§ SHORT TASK: Every line below that holds the string "using" should be copied out.

§ DATA SUPPLIED:
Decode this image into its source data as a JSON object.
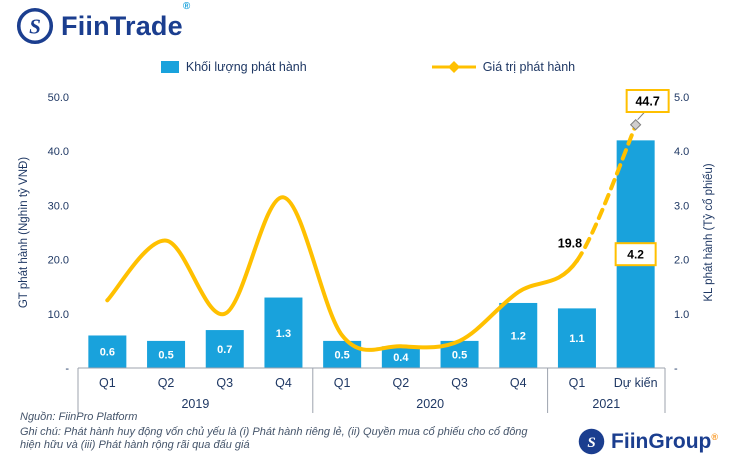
{
  "header": {
    "brand": "FiinTrade",
    "registered": "®"
  },
  "legend": {
    "items": [
      {
        "label": "Khối lượng phát hành",
        "swatch": "bar",
        "color": "#19A2DC"
      },
      {
        "label": "Giá trị phát hành",
        "swatch": "line",
        "color": "#FFC000"
      }
    ]
  },
  "chart_data": {
    "type": "combo-bar-line",
    "categories": [
      "Q1",
      "Q2",
      "Q3",
      "Q4",
      "Q1",
      "Q2",
      "Q3",
      "Q4",
      "Q1",
      "Dự kiến"
    ],
    "year_groups": [
      {
        "label": "2019",
        "count": 4
      },
      {
        "label": "2020",
        "count": 4
      },
      {
        "label": "2021",
        "count": 2
      }
    ],
    "bar_series": {
      "name": "Khối lượng phát hành",
      "axis": "right",
      "color": "#19A2DC",
      "values": [
        0.6,
        0.5,
        0.7,
        1.3,
        0.5,
        0.4,
        0.5,
        1.2,
        1.1,
        4.2
      ],
      "labels": [
        "0.6",
        "0.5",
        "0.7",
        "1.3",
        "0.5",
        "0.4",
        "0.5",
        "1.2",
        "1.1",
        "4.2"
      ],
      "highlight_last": true
    },
    "line_series": {
      "name": "Giá trị phát hành",
      "axis": "left",
      "color": "#FFC000",
      "values": [
        12.5,
        23.5,
        10.0,
        31.5,
        6.0,
        4.0,
        5.0,
        14.0,
        19.8,
        44.7
      ],
      "dashed_from_index": 8,
      "point_labels": [
        {
          "index": 8,
          "text": "19.8",
          "style": "plain"
        },
        {
          "index": 9,
          "text": "44.7",
          "style": "boxed"
        }
      ]
    },
    "left_axis": {
      "title": "GT phát hành (Nghìn tỷ VNĐ)",
      "max": 50,
      "ticks": [
        "50.0",
        "40.0",
        "30.0",
        "20.0",
        "10.0",
        "-"
      ]
    },
    "right_axis": {
      "title": "KL phát hành (Tỷ cổ phiếu)",
      "max": 5,
      "ticks": [
        "5.0",
        "4.0",
        "3.0",
        "2.0",
        "1.0",
        "-"
      ]
    }
  },
  "footer": {
    "source": "Nguồn: FiinPro Platform",
    "note": "Ghi chú: Phát hành huy động vốn chủ yếu là  (i) Phát hành riêng lẻ, (ii) Quyền mua cổ phiếu cho cổ đông hiện hữu và (iii) Phát hành rộng rãi qua đấu giá",
    "brand": "FiinGroup",
    "registered": "®"
  },
  "colors": {
    "brand_navy": "#1B3E8F",
    "text_navy": "#1F3864",
    "bar_blue": "#19A2DC",
    "line_gold": "#FFC000",
    "note_gray": "#44546A",
    "fiingroup_orange": "#F7941D"
  }
}
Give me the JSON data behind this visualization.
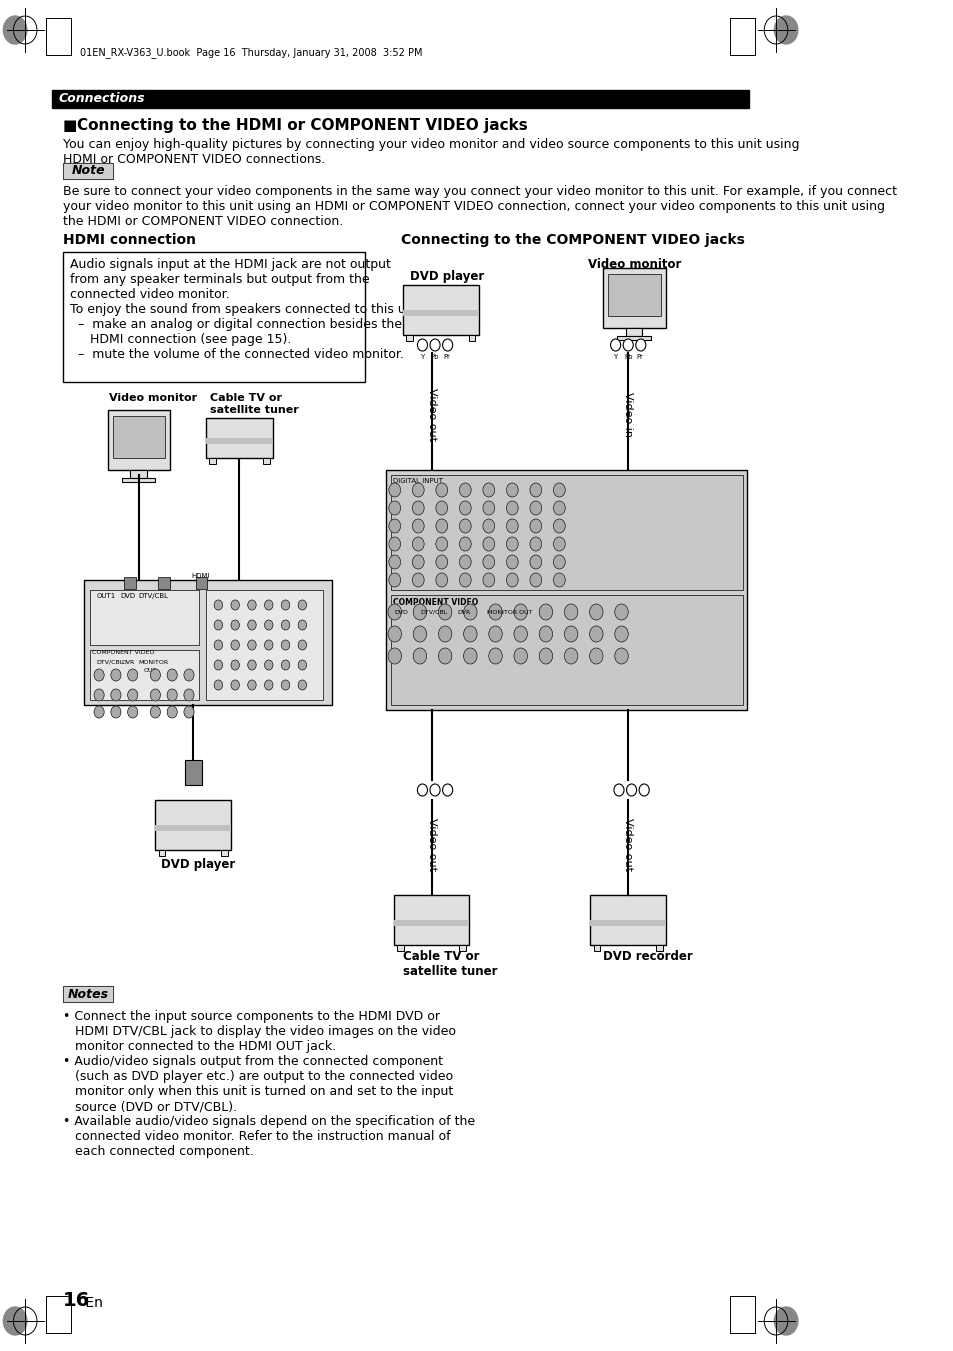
{
  "page_bg": "#ffffff",
  "header_bar_color": "#000000",
  "header_text": "Connections",
  "header_text_color": "#ffffff",
  "header_font_size": 9,
  "main_title": "Connecting to the HDMI or COMPONENT VIDEO jacks",
  "main_title_fontsize": 11,
  "intro_text": "You can enjoy high-quality pictures by connecting your video monitor and video source components to this unit using\nHDMI or COMPONENT VIDEO connections.",
  "intro_fontsize": 9,
  "note_box_color": "#d0d0d0",
  "note_label": "Note",
  "note_label_fontsize": 9,
  "note_body": "Be sure to connect your video components in the same way you connect your video monitor to this unit. For example, if you connect\nyour video monitor to this unit using an HDMI or COMPONENT VIDEO connection, connect your video components to this unit using\nthe HDMI or COMPONENT VIDEO connection.",
  "note_body_fontsize": 9,
  "hdmi_section_title": "HDMI connection",
  "hdmi_section_fontsize": 10,
  "component_section_title": "Connecting to the COMPONENT VIDEO jacks",
  "component_section_fontsize": 10,
  "hdmi_note_box_text": "Audio signals input at the HDMI jack are not output\nfrom any speaker terminals but output from the\nconnected video monitor.\nTo enjoy the sound from speakers connected to this unit,\n  –  make an analog or digital connection besides the\n     HDMI connection (see page 15).\n  –  mute the volume of the connected video monitor.",
  "hdmi_note_fontsize": 9,
  "video_monitor_label_left": "Video monitor",
  "cable_tv_label_left": "Cable TV or\nsatellite tuner",
  "dvd_player_label_bottom": "DVD player",
  "dvd_player_label_top_right": "DVD player",
  "video_monitor_label_right": "Video monitor",
  "cable_tv_label_right": "Cable TV or\nsatellite tuner",
  "dvd_recorder_label": "DVD recorder",
  "video_out_label1": "Video out",
  "video_in_label": "Video in",
  "video_out_label2": "Video out",
  "video_out_label3": "Video out",
  "notes_label": "Notes",
  "notes_text": "• Connect the input source components to the HDMI DVD or\n   HDMI DTV/CBL jack to display the video images on the video\n   monitor connected to the HDMI OUT jack.\n• Audio/video signals output from the connected component\n   (such as DVD player etc.) are output to the connected video\n   monitor only when this unit is turned on and set to the input\n   source (DVD or DTV/CBL).\n• Available audio/video signals depend on the specification of the\n   connected video monitor. Refer to the instruction manual of\n   each connected component.",
  "notes_fontsize": 9,
  "page_number": "16",
  "page_suffix": " En",
  "file_info": "01EN_RX-V363_U.book  Page 16  Thursday, January 31, 2008  3:52 PM"
}
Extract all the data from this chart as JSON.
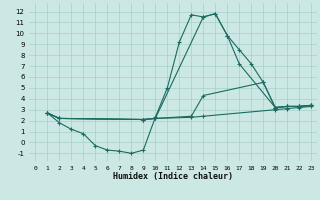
{
  "xlabel": "Humidex (Indice chaleur)",
  "bg_color": "#cce8e5",
  "grid_color": "#a8d0cc",
  "line_color": "#1a6b60",
  "xlim": [
    -0.5,
    23.5
  ],
  "ylim": [
    -1.7,
    12.8
  ],
  "xticks": [
    0,
    1,
    2,
    3,
    4,
    5,
    6,
    7,
    8,
    9,
    10,
    11,
    12,
    13,
    14,
    15,
    16,
    17,
    18,
    19,
    20,
    21,
    22,
    23
  ],
  "yticks": [
    -1,
    0,
    1,
    2,
    3,
    4,
    5,
    6,
    7,
    8,
    9,
    10,
    11,
    12
  ],
  "series": [
    {
      "x": [
        1,
        2,
        3,
        4,
        5,
        6,
        7,
        8,
        9,
        10,
        11,
        12,
        13,
        14,
        15,
        16,
        17,
        18,
        19,
        20,
        21,
        22,
        23
      ],
      "y": [
        2.7,
        1.8,
        1.2,
        0.8,
        -0.3,
        -0.7,
        -0.8,
        -1.0,
        -0.7,
        2.3,
        5.0,
        9.2,
        11.7,
        11.5,
        11.8,
        9.8,
        8.5,
        7.2,
        5.5,
        3.2,
        3.3,
        3.3,
        3.4
      ]
    },
    {
      "x": [
        1,
        2,
        9,
        10,
        13,
        14,
        20,
        21,
        22,
        23
      ],
      "y": [
        2.7,
        2.2,
        2.1,
        2.2,
        2.3,
        2.4,
        3.0,
        3.1,
        3.2,
        3.3
      ]
    },
    {
      "x": [
        1,
        2,
        9,
        10,
        13,
        14,
        19,
        20,
        21,
        22,
        23
      ],
      "y": [
        2.7,
        2.2,
        2.1,
        2.2,
        2.4,
        4.3,
        5.5,
        3.2,
        3.3,
        3.3,
        3.4
      ]
    },
    {
      "x": [
        1,
        2,
        9,
        10,
        14,
        15,
        16,
        17,
        20,
        21,
        22,
        23
      ],
      "y": [
        2.7,
        2.2,
        2.1,
        2.2,
        11.5,
        11.8,
        9.8,
        7.2,
        3.2,
        3.3,
        3.3,
        3.4
      ]
    }
  ]
}
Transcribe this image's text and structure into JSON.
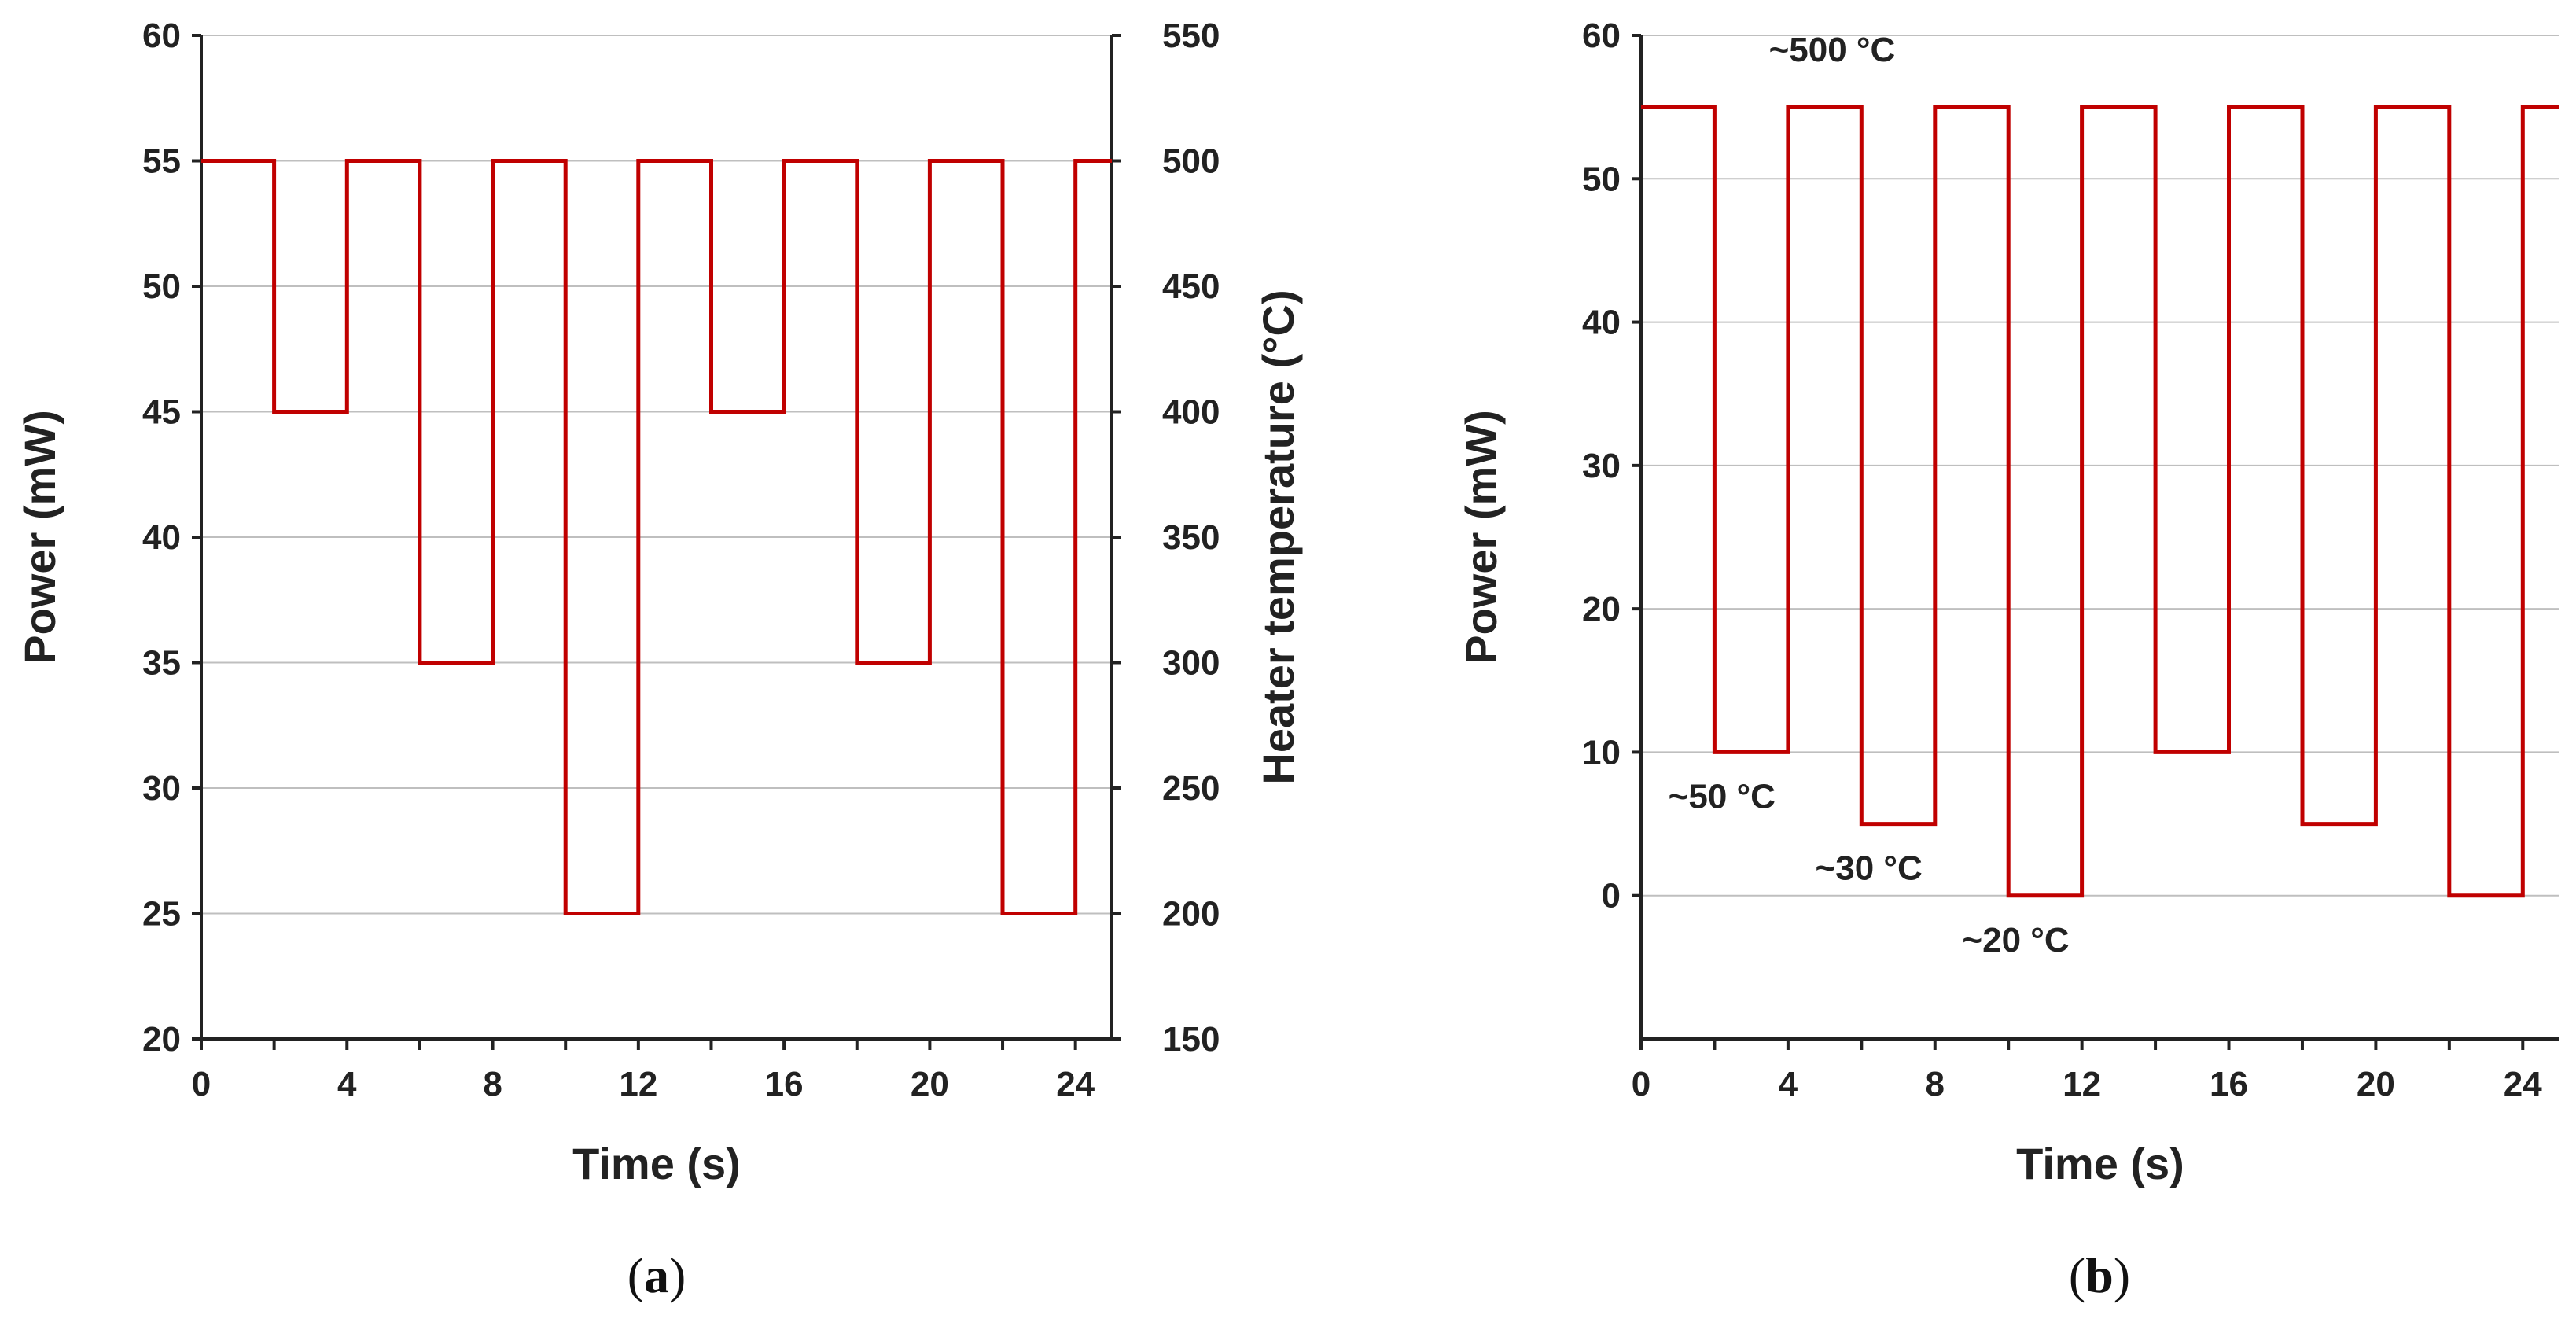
{
  "chart_data": [
    {
      "id": "a",
      "type": "line",
      "step": true,
      "panel_label": {
        "open": "(",
        "letter": "a",
        "close": ")"
      },
      "xlabel": "Time (s)",
      "ylabel": "Power (mW)",
      "y2label": "Heater temperature (°C)",
      "xlim": [
        0,
        25
      ],
      "ylim": [
        20,
        60
      ],
      "y2lim": [
        150,
        550
      ],
      "xticks": [
        0,
        4,
        8,
        12,
        16,
        20,
        24
      ],
      "xminor_ticks": [
        2,
        6,
        10,
        14,
        18,
        22
      ],
      "yticks": [
        20,
        25,
        30,
        35,
        40,
        45,
        50,
        55,
        60
      ],
      "y2ticks": [
        150,
        200,
        250,
        300,
        350,
        400,
        450,
        500,
        550
      ],
      "grid": "horizontal",
      "series": [
        {
          "name": "Power",
          "color": "#c00000",
          "x": [
            0,
            2,
            2,
            4,
            4,
            6,
            6,
            8,
            8,
            10,
            10,
            12,
            12,
            14,
            14,
            16,
            16,
            18,
            18,
            20,
            20,
            22,
            22,
            24,
            24,
            25
          ],
          "y": [
            55,
            55,
            45,
            45,
            55,
            55,
            35,
            35,
            55,
            55,
            25,
            25,
            55,
            55,
            45,
            45,
            55,
            55,
            35,
            35,
            55,
            55,
            25,
            25,
            55,
            55
          ]
        }
      ],
      "annotations": []
    },
    {
      "id": "b",
      "type": "line",
      "step": true,
      "panel_label": {
        "open": "(",
        "letter": "b",
        "close": ")"
      },
      "xlabel": "Time (s)",
      "ylabel": "Power (mW)",
      "xlim": [
        0,
        25
      ],
      "ylim": [
        -10,
        60
      ],
      "xticks": [
        0,
        4,
        8,
        12,
        16,
        20,
        24
      ],
      "xminor_ticks": [
        2,
        6,
        10,
        14,
        18,
        22
      ],
      "yticks": [
        0,
        10,
        20,
        30,
        40,
        50,
        60
      ],
      "grid": "horizontal",
      "series": [
        {
          "name": "Power",
          "color": "#c00000",
          "x": [
            0,
            2,
            2,
            4,
            4,
            6,
            6,
            8,
            8,
            10,
            10,
            12,
            12,
            14,
            14,
            16,
            16,
            18,
            18,
            20,
            20,
            22,
            22,
            24,
            24,
            25
          ],
          "y": [
            55,
            55,
            10,
            10,
            55,
            55,
            5,
            5,
            55,
            55,
            0,
            0,
            55,
            55,
            10,
            10,
            55,
            55,
            5,
            5,
            55,
            55,
            0,
            0,
            55,
            55
          ]
        }
      ],
      "annotations": [
        {
          "text": "~500 °C",
          "x": 5.2,
          "y": 58.2
        },
        {
          "text": "~50 °C",
          "x": 2.2,
          "y": 6.1
        },
        {
          "text": "~30 °C",
          "x": 6.2,
          "y": 1.1
        },
        {
          "text": "~20 °C",
          "x": 10.2,
          "y": -3.9
        }
      ]
    }
  ]
}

§ WRITTEN ANSWER:
  "intro_text": "You can enjoy high-quality pictures by connecting your video monitor and video source components to this unit using\nHDMI or COMPONENT VIDEO connections.",
  "note_body": "Be sure to connect your video components in the same way you connect your video monitor to this unit. For example, if you connect\nyour video monitor to this unit using an HDMI or COMPONENT VIDEO connection, connect your video components to this unit using\nthe HDMI or COMPONENT VIDEO connection.",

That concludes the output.